DIRECTIVE: Render the material again word for word, skipping the pictures in it.

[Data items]
········

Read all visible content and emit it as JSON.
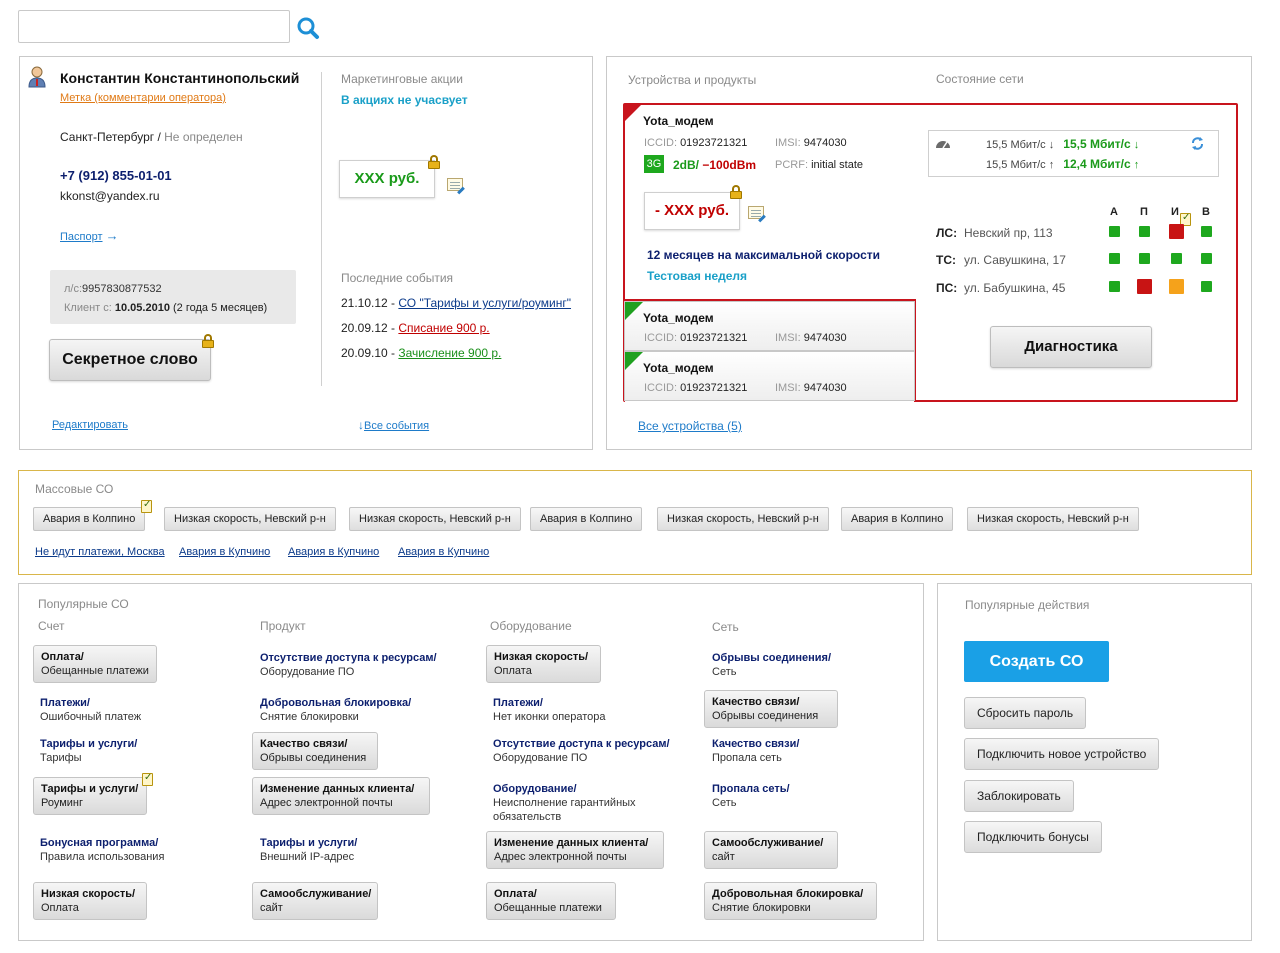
{
  "search": {
    "placeholder": "",
    "value": ""
  },
  "customer": {
    "name": "Константин Константинопольский",
    "operator_note": "Метка (комментарии оператора)",
    "city": "Санкт-Петербург",
    "city_sep": " / ",
    "region": "Не определен",
    "phone": "+7 (912) 855-01-01",
    "email": "kkonst@yandex.ru",
    "passport_link": "Паспорт",
    "account_label": "л/с:",
    "account_number": "9957830877532",
    "client_since_label": "Клиент с:",
    "client_since_date": "10.05.2010",
    "client_since_duration": "(2 года 5 месяцев)",
    "secret_word_button": "Секретное слово",
    "edit_link": "Редактировать"
  },
  "marketing": {
    "title": "Маркетинговые акции",
    "status": "В акциях не учасвует",
    "price": "XXX руб."
  },
  "events": {
    "title": "Последние события",
    "items": [
      {
        "date": "21.10.12",
        "sep": " - ",
        "text": "СО \"Тарифы и услуги/роуминг\""
      },
      {
        "date": "20.09.12",
        "sep": " - ",
        "text": "Списание 900 р."
      },
      {
        "date": "20.09.10",
        "sep": " - ",
        "text": "Зачисление 900 р."
      }
    ],
    "all_link": "Все события"
  },
  "devices": {
    "title": "Устройства и продукты",
    "network_title": "Состояние сети",
    "active": {
      "name": "Yota_модем",
      "iccid_label": "ICCID:",
      "iccid": "01923721321",
      "imsi_label": "IMSI:",
      "imsi": "9474030",
      "net_badge": "3G",
      "signal": "2dB/",
      "rssi": "−100dBm",
      "pcrf_label": "PCRF:",
      "pcrf": "initial state",
      "price": "- XXX руб.",
      "plan": "12 месяцев на максимальной скорости",
      "trial": "Тестовая неделя"
    },
    "others": [
      {
        "name": "Yota_модем",
        "iccid_label": "ICCID:",
        "iccid": "01923721321",
        "imsi_label": "IMSI:",
        "imsi": "9474030"
      },
      {
        "name": "Yota_модем",
        "iccid_label": "ICCID:",
        "iccid": "01923721321",
        "imsi_label": "IMSI:",
        "imsi": "9474030"
      }
    ],
    "all_link": "Все устройства (5)"
  },
  "speed": {
    "down_plan": "15,5 Мбит/с",
    "down_actual": "15,5 Мбит/с",
    "up_plan": "15,5 Мбит/с",
    "up_actual": "12,4 Мбит/с"
  },
  "network": {
    "columns": [
      "А",
      "П",
      "И",
      "В"
    ],
    "rows": [
      {
        "label": "ЛС:",
        "address": "Невский пр, 113",
        "states": [
          "green",
          "green",
          "red",
          "green"
        ]
      },
      {
        "label": "ТС:",
        "address": "ул. Савушкина, 17",
        "states": [
          "green",
          "green",
          "green",
          "green"
        ]
      },
      {
        "label": "ПС:",
        "address": "ул. Бабушкина, 45",
        "states": [
          "green",
          "red",
          "orange",
          "green"
        ]
      }
    ],
    "diagnostics_button": "Диагностика",
    "colors": {
      "green": "#1ea81e",
      "red": "#c81414",
      "orange": "#f5a21b",
      "accent_red": "#c8141d"
    }
  },
  "mass": {
    "title": "Массовые СО",
    "chips": [
      "Авария в Колпино",
      "Низкая скорость, Невский р-н",
      "Низкая скорость, Невский р-н",
      "Авария в Колпино",
      "Низкая скорость, Невский р-н",
      "Авария в Колпино",
      "Низкая скорость, Невский р-н"
    ],
    "links": [
      "Не идут платежи, Москва",
      "Авария в Купчино",
      "Авария в Купчино",
      "Авария в Купчино"
    ]
  },
  "popular": {
    "title": "Популярные СО",
    "columns": [
      "Счет",
      "Продукт",
      "Оборудование",
      "Сеть"
    ],
    "col1": [
      {
        "head": "Оплата/",
        "sub": "Обещанные платежи"
      },
      {
        "head": "Платежи/",
        "sub": "Ошибочный платеж"
      },
      {
        "head": "Тарифы и услуги/",
        "sub": "Тарифы"
      },
      {
        "head": "Тарифы и услуги/",
        "sub": "Роуминг"
      },
      {
        "head": "Бонусная программа/",
        "sub": "Правила использования"
      },
      {
        "head": "Низкая скорость/",
        "sub": "Оплата"
      }
    ],
    "col2": [
      {
        "head": "Отсутствие доступа к ресурсам/",
        "sub": "Оборудование ПО"
      },
      {
        "head": "Добровольная блокировка/",
        "sub": "Снятие блокировки"
      },
      {
        "head": "Качество связи/",
        "sub": "Обрывы соединения"
      },
      {
        "head": "Изменение данных клиента/",
        "sub": "Адрес электронной почты"
      },
      {
        "head": "Тарифы и услуги/",
        "sub": "Внешний IP-адрес"
      },
      {
        "head": "Самообслуживание/",
        "sub": "сайт"
      }
    ],
    "col3": [
      {
        "head": "Низкая скорость/",
        "sub": "Оплата"
      },
      {
        "head": "Платежи/",
        "sub": "Нет иконки оператора"
      },
      {
        "head": "Отсутствие доступа к ресурсам/",
        "sub": "Оборудование ПО"
      },
      {
        "head": "Оборудование/",
        "sub": "Неисполнение гарантийных",
        "sub2": "обязательств"
      },
      {
        "head": "Изменение данных клиента/",
        "sub": "Адрес электронной почты"
      },
      {
        "head": "Оплата/",
        "sub": "Обещанные платежи"
      }
    ],
    "col4": [
      {
        "head": "Обрывы соединения/",
        "sub": "Сеть"
      },
      {
        "head": "Качество связи/",
        "sub": "Обрывы соединения"
      },
      {
        "head": "Качество связи/",
        "sub": "Пропала сеть"
      },
      {
        "head": "Пропала сеть/",
        "sub": "Сеть"
      },
      {
        "head": "Самообслуживание/",
        "sub": "сайт"
      },
      {
        "head": "Добровольная блокировка/",
        "sub": "Снятие блокировки"
      }
    ]
  },
  "actions": {
    "title": "Популярные действия",
    "primary": "Создать СО",
    "items": [
      "Сбросить пароль",
      "Подключить новое устройство",
      "Заблокировать",
      "Подключить бонусы"
    ],
    "primary_color": "#1aa0e6"
  }
}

········

RESPONSE TO THIS TASK:
Read all visible content and emit it as JSON.
{
  "search": {
    "placeholder": "",
    "value": ""
  },
  "customer": {
    "name": "Константин Константинопольский",
    "operator_note": "Метка (комментарии оператора)",
    "city": "Санкт-Петербург",
    "city_sep": " / ",
    "region": "Не определен",
    "phone": "+7 (912) 855-01-01",
    "email": "kkonst@yandex.ru",
    "passport_link": "Паспорт",
    "account_label": "л/с:",
    "account_number": "9957830877532",
    "client_since_label": "Клиент с:",
    "client_since_date": "10.05.2010",
    "client_since_duration": "(2 года 5 месяцев)",
    "secret_word_button": "Секретное слово",
    "edit_link": "Редактировать"
  },
  "marketing": {
    "title": "Маркетинговые акции",
    "status": "В акциях не учасвует",
    "price": "XXX руб."
  },
  "events": {
    "title": "Последние события",
    "items": [
      {
        "date": "21.10.12",
        "sep": " - ",
        "text": "СО \"Тарифы и услуги/роуминг\""
      },
      {
        "date": "20.09.12",
        "sep": " - ",
        "text": "Списание 900 р."
      },
      {
        "date": "20.09.10",
        "sep": " - ",
        "text": "Зачисление 900 р."
      }
    ],
    "all_link": "Все события"
  },
  "devices": {
    "title": "Устройства и продукты",
    "network_title": "Состояние сети",
    "active": {
      "name": "Yota_модем",
      "iccid_label": "ICCID:",
      "iccid": "01923721321",
      "imsi_label": "IMSI:",
      "imsi": "9474030",
      "net_badge": "3G",
      "signal": "2dB/",
      "rssi": "−100dBm",
      "pcrf_label": "PCRF:",
      "pcrf": "initial state",
      "price": "- XXX руб.",
      "plan": "12 месяцев на максимальной скорости",
      "trial": "Тестовая неделя"
    },
    "others": [
      {
        "name": "Yota_модем",
        "iccid_label": "ICCID:",
        "iccid": "01923721321",
        "imsi_label": "IMSI:",
        "imsi": "9474030"
      },
      {
        "name": "Yota_модем",
        "iccid_label": "ICCID:",
        "iccid": "01923721321",
        "imsi_label": "IMSI:",
        "imsi": "9474030"
      }
    ],
    "all_link": "Все устройства (5)"
  },
  "speed": {
    "down_plan": "15,5 Мбит/с",
    "down_actual": "15,5 Мбит/с",
    "up_plan": "15,5 Мбит/с",
    "up_actual": "12,4 Мбит/с"
  },
  "network": {
    "columns": [
      "А",
      "П",
      "И",
      "В"
    ],
    "rows": [
      {
        "label": "ЛС:",
        "address": "Невский пр, 113",
        "states": [
          "green",
          "green",
          "red",
          "green"
        ]
      },
      {
        "label": "ТС:",
        "address": "ул. Савушкина, 17",
        "states": [
          "green",
          "green",
          "green",
          "green"
        ]
      },
      {
        "label": "ПС:",
        "address": "ул. Бабушкина, 45",
        "states": [
          "green",
          "red",
          "orange",
          "green"
        ]
      }
    ],
    "diagnostics_button": "Диагностика",
    "colors": {
      "green": "#1ea81e",
      "red": "#c81414",
      "orange": "#f5a21b",
      "accent_red": "#c8141d"
    }
  },
  "mass": {
    "title": "Массовые СО",
    "chips": [
      "Авария в Колпино",
      "Низкая скорость, Невский р-н",
      "Низкая скорость, Невский р-н",
      "Авария в Колпино",
      "Низкая скорость, Невский р-н",
      "Авария в Колпино",
      "Низкая скорость, Невский р-н"
    ],
    "links": [
      "Не идут платежи, Москва",
      "Авария в Купчино",
      "Авария в Купчино",
      "Авария в Купчино"
    ]
  },
  "popular": {
    "title": "Популярные СО",
    "columns": [
      "Счет",
      "Продукт",
      "Оборудование",
      "Сеть"
    ],
    "col1": [
      {
        "head": "Оплата/",
        "sub": "Обещанные платежи"
      },
      {
        "head": "Платежи/",
        "sub": "Ошибочный платеж"
      },
      {
        "head": "Тарифы и услуги/",
        "sub": "Тарифы"
      },
      {
        "head": "Тарифы и услуги/",
        "sub": "Роуминг"
      },
      {
        "head": "Бонусная программа/",
        "sub": "Правила использования"
      },
      {
        "head": "Низкая скорость/",
        "sub": "Оплата"
      }
    ],
    "col2": [
      {
        "head": "Отсутствие доступа к ресурсам/",
        "sub": "Оборудование ПО"
      },
      {
        "head": "Добровольная блокировка/",
        "sub": "Снятие блокировки"
      },
      {
        "head": "Качество связи/",
        "sub": "Обрывы соединения"
      },
      {
        "head": "Изменение данных клиента/",
        "sub": "Адрес электронной почты"
      },
      {
        "head": "Тарифы и услуги/",
        "sub": "Внешний IP-адрес"
      },
      {
        "head": "Самообслуживание/",
        "sub": "сайт"
      }
    ],
    "col3": [
      {
        "head": "Низкая скорость/",
        "sub": "Оплата"
      },
      {
        "head": "Платежи/",
        "sub": "Нет иконки оператора"
      },
      {
        "head": "Отсутствие доступа к ресурсам/",
        "sub": "Оборудование ПО"
      },
      {
        "head": "Оборудование/",
        "sub": "Неисполнение гарантийных",
        "sub2": "обязательств"
      },
      {
        "head": "Изменение данных клиента/",
        "sub": "Адрес электронной почты"
      },
      {
        "head": "Оплата/",
        "sub": "Обещанные платежи"
      }
    ],
    "col4": [
      {
        "head": "Обрывы соединения/",
        "sub": "Сеть"
      },
      {
        "head": "Качество связи/",
        "sub": "Обрывы соединения"
      },
      {
        "head": "Качество связи/",
        "sub": "Пропала сеть"
      },
      {
        "head": "Пропала сеть/",
        "sub": "Сеть"
      },
      {
        "head": "Самообслуживание/",
        "sub": "сайт"
      },
      {
        "head": "Добровольная блокировка/",
        "sub": "Снятие блокировки"
      }
    ]
  },
  "actions": {
    "title": "Популярные действия",
    "primary": "Создать СО",
    "items": [
      "Сбросить пароль",
      "Подключить новое устройство",
      "Заблокировать",
      "Подключить бонусы"
    ],
    "primary_color": "#1aa0e6"
  }
}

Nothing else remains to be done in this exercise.